→ **Stated task**
Transcribe every line exactly. Leave the pictures behind.

[Dataset rows]

______________________________

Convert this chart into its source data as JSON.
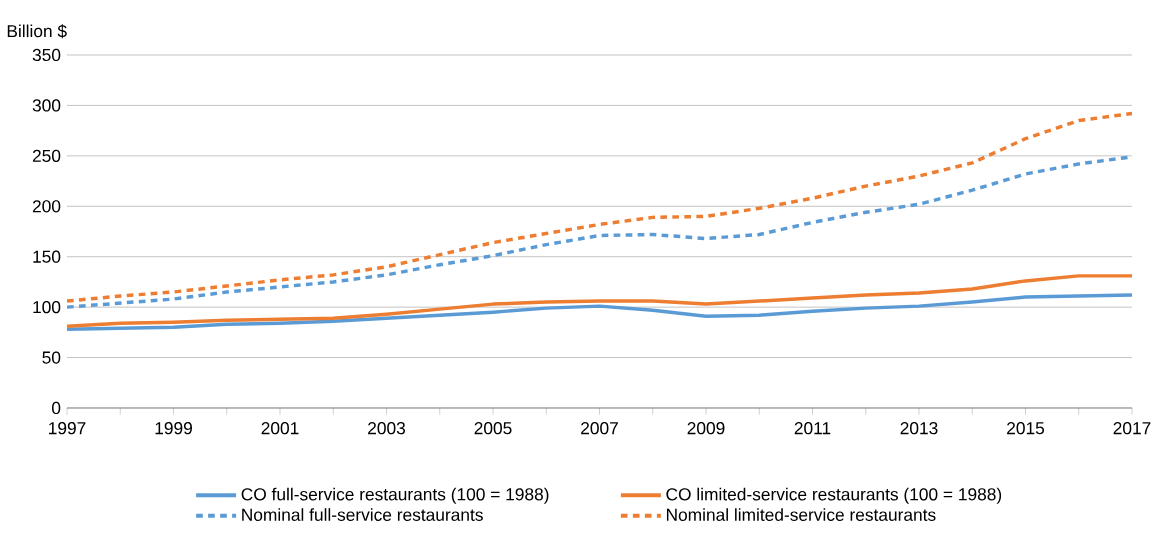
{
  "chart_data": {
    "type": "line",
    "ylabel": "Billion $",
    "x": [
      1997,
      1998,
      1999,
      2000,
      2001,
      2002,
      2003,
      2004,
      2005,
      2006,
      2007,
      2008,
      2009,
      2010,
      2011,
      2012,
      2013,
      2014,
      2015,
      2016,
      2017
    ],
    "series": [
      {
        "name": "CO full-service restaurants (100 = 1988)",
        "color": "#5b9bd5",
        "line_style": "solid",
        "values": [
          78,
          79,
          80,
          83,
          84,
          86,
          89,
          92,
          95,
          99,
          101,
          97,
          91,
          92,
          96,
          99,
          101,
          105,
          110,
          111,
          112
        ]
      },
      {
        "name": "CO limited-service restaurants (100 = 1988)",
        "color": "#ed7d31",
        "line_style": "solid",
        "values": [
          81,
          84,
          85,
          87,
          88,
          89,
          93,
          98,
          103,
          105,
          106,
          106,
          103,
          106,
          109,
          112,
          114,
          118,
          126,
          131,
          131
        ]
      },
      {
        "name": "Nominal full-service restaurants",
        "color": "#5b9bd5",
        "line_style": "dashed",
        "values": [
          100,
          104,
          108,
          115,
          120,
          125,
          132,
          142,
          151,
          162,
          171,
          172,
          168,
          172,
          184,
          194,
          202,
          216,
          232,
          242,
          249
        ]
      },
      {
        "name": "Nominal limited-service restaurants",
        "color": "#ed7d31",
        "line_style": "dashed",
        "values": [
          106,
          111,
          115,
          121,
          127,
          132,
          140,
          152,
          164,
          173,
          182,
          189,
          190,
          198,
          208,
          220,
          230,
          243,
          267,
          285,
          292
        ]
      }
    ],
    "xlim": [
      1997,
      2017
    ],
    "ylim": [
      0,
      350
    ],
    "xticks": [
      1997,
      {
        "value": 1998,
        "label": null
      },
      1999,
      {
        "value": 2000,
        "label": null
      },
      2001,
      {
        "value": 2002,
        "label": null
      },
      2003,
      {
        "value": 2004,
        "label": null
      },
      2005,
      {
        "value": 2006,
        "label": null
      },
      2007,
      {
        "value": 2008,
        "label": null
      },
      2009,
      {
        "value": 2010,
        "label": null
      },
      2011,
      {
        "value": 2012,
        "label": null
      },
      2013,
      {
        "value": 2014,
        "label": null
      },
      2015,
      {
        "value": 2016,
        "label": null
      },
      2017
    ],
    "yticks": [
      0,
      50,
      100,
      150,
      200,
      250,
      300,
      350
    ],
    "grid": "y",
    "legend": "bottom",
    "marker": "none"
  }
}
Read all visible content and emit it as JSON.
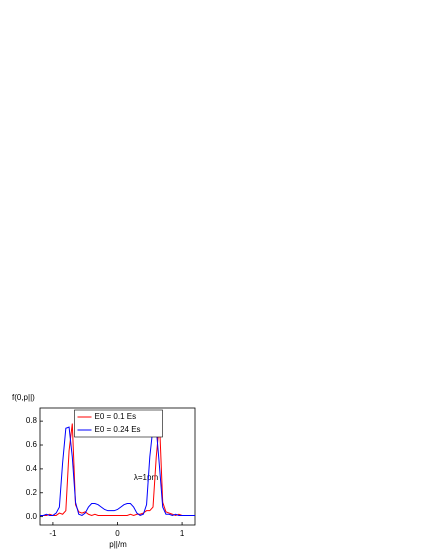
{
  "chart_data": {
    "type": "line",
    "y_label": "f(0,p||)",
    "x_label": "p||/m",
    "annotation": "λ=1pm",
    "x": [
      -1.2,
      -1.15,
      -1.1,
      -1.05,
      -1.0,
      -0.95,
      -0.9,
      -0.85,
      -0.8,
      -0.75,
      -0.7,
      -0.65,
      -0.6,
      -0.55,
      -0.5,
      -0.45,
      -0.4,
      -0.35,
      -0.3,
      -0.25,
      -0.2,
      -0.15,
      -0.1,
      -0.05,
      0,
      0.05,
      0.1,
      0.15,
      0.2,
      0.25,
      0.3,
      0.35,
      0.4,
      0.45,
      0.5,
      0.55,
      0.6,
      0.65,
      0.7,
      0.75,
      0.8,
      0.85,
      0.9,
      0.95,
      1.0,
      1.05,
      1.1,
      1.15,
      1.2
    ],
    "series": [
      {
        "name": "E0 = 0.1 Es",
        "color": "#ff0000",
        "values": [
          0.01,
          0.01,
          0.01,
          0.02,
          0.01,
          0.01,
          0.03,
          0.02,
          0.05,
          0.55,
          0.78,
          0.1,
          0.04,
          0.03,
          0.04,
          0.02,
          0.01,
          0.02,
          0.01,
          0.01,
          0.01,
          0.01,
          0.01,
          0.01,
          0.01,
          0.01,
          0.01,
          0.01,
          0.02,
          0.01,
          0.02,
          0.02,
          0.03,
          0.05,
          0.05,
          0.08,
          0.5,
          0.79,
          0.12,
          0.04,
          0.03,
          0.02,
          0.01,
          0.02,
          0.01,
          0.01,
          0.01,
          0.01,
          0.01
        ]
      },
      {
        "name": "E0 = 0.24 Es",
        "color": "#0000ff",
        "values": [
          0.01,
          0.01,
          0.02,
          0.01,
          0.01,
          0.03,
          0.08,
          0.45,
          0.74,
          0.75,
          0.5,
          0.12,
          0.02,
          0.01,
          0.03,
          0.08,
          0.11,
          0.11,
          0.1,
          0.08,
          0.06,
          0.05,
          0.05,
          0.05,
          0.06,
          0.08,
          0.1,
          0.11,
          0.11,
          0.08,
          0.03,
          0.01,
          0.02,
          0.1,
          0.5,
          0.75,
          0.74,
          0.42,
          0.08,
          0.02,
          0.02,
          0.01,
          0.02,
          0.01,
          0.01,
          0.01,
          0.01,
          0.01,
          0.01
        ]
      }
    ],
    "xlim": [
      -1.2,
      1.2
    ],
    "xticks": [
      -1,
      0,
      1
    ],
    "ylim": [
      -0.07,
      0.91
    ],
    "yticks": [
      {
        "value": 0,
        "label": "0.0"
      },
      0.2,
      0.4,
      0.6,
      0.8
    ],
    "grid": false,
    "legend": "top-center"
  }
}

______________________________

→ **Task solution**
Convert this chart into its source data as JSON.
{
  "chart_data": {
    "type": "line",
    "ylabel": "Billion $",
    "x": [
      1997,
      1998,
      1999,
      2000,
      2001,
      2002,
      2003,
      2004,
      2005,
      2006,
      2007,
      2008,
      2009,
      2010,
      2011,
      2012,
      2013,
      2014,
      2015,
      2016,
      2017
    ],
    "series": [
      {
        "name": "CO full-service restaurants (100 = 1988)",
        "color": "#5b9bd5",
        "line_style": "solid",
        "values": [
          78,
          79,
          80,
          83,
          84,
          86,
          89,
          92,
          95,
          99,
          101,
          97,
          91,
          92,
          96,
          99,
          101,
          105,
          110,
          111,
          112
        ]
      },
      {
        "name": "CO limited-service restaurants (100 = 1988)",
        "color": "#ed7d31",
        "line_style": "solid",
        "values": [
          81,
          84,
          85,
          87,
          88,
          89,
          93,
          98,
          103,
          105,
          106,
          106,
          103,
          106,
          109,
          112,
          114,
          118,
          126,
          131,
          131
        ]
      },
      {
        "name": "Nominal full-service restaurants",
        "color": "#5b9bd5",
        "line_style": "dashed",
        "values": [
          100,
          104,
          108,
          115,
          120,
          125,
          132,
          142,
          151,
          162,
          171,
          172,
          168,
          172,
          184,
          194,
          202,
          216,
          232,
          242,
          249
        ]
      },
      {
        "name": "Nominal limited-service restaurants",
        "color": "#ed7d31",
        "line_style": "dashed",
        "values": [
          106,
          111,
          115,
          121,
          127,
          132,
          140,
          152,
          164,
          173,
          182,
          189,
          190,
          198,
          208,
          220,
          230,
          243,
          267,
          285,
          292
        ]
      }
    ],
    "xlim": [
      1997,
      2017
    ],
    "ylim": [
      0,
      350
    ],
    "xticks": [
      1997,
      {
        "value": 1998,
        "label": null
      },
      1999,
      {
        "value": 2000,
        "label": null
      },
      2001,
      {
        "value": 2002,
        "label": null
      },
      2003,
      {
        "value": 2004,
        "label": null
      },
      2005,
      {
        "value": 2006,
        "label": null
      },
      2007,
      {
        "value": 2008,
        "label": null
      },
      2009,
      {
        "value": 2010,
        "label": null
      },
      2011,
      {
        "value": 2012,
        "label": null
      },
      2013,
      {
        "value": 2014,
        "label": null
      },
      2015,
      {
        "value": 2016,
        "label": null
      },
      2017
    ],
    "yticks": [
      0,
      50,
      100,
      150,
      200,
      250,
      300,
      350
    ],
    "grid": "y",
    "legend": "bottom",
    "marker": "none"
  }
}
Read all visible content and emit it as JSON.
{
  "chart_data": {
    "type": "line",
    "y_label": "f(0,p||)",
    "x_label": "p||/m",
    "annotation": "λ=1pm",
    "x": [
      -1.2,
      -1.15,
      -1.1,
      -1.05,
      -1.0,
      -0.95,
      -0.9,
      -0.85,
      -0.8,
      -0.75,
      -0.7,
      -0.65,
      -0.6,
      -0.55,
      -0.5,
      -0.45,
      -0.4,
      -0.35,
      -0.3,
      -0.25,
      -0.2,
      -0.15,
      -0.1,
      -0.05,
      0,
      0.05,
      0.1,
      0.15,
      0.2,
      0.25,
      0.3,
      0.35,
      0.4,
      0.45,
      0.5,
      0.55,
      0.6,
      0.65,
      0.7,
      0.75,
      0.8,
      0.85,
      0.9,
      0.95,
      1.0,
      1.05,
      1.1,
      1.15,
      1.2
    ],
    "series": [
      {
        "name": "E0 = 0.1 Es",
        "color": "#ff0000",
        "values": [
          0.01,
          0.01,
          0.01,
          0.02,
          0.01,
          0.01,
          0.03,
          0.02,
          0.05,
          0.55,
          0.78,
          0.1,
          0.04,
          0.03,
          0.04,
          0.02,
          0.01,
          0.02,
          0.01,
          0.01,
          0.01,
          0.01,
          0.01,
          0.01,
          0.01,
          0.01,
          0.01,
          0.01,
          0.02,
          0.01,
          0.02,
          0.02,
          0.03,
          0.05,
          0.05,
          0.08,
          0.5,
          0.79,
          0.12,
          0.04,
          0.03,
          0.02,
          0.01,
          0.02,
          0.01,
          0.01,
          0.01,
          0.01,
          0.01
        ]
      },
      {
        "name": "E0 = 0.24 Es",
        "color": "#0000ff",
        "values": [
          0.01,
          0.01,
          0.02,
          0.01,
          0.01,
          0.03,
          0.08,
          0.45,
          0.74,
          0.75,
          0.5,
          0.12,
          0.02,
          0.01,
          0.03,
          0.08,
          0.11,
          0.11,
          0.1,
          0.08,
          0.06,
          0.05,
          0.05,
          0.05,
          0.06,
          0.08,
          0.1,
          0.11,
          0.11,
          0.08,
          0.03,
          0.01,
          0.02,
          0.1,
          0.5,
          0.75,
          0.74,
          0.42,
          0.08,
          0.02,
          0.02,
          0.01,
          0.02,
          0.01,
          0.01,
          0.01,
          0.01,
          0.01,
          0.01
        ]
      }
    ],
    "xlim": [
      -1.2,
      1.2
    ],
    "xticks": [
      -1,
      0,
      1
    ],
    "ylim": [
      -0.07,
      0.91
    ],
    "yticks": [
      {
        "value": 0,
        "label": "0.0"
      },
      0.2,
      0.4,
      0.6,
      0.8
    ],
    "grid": false,
    "legend": "top-center"
  }
}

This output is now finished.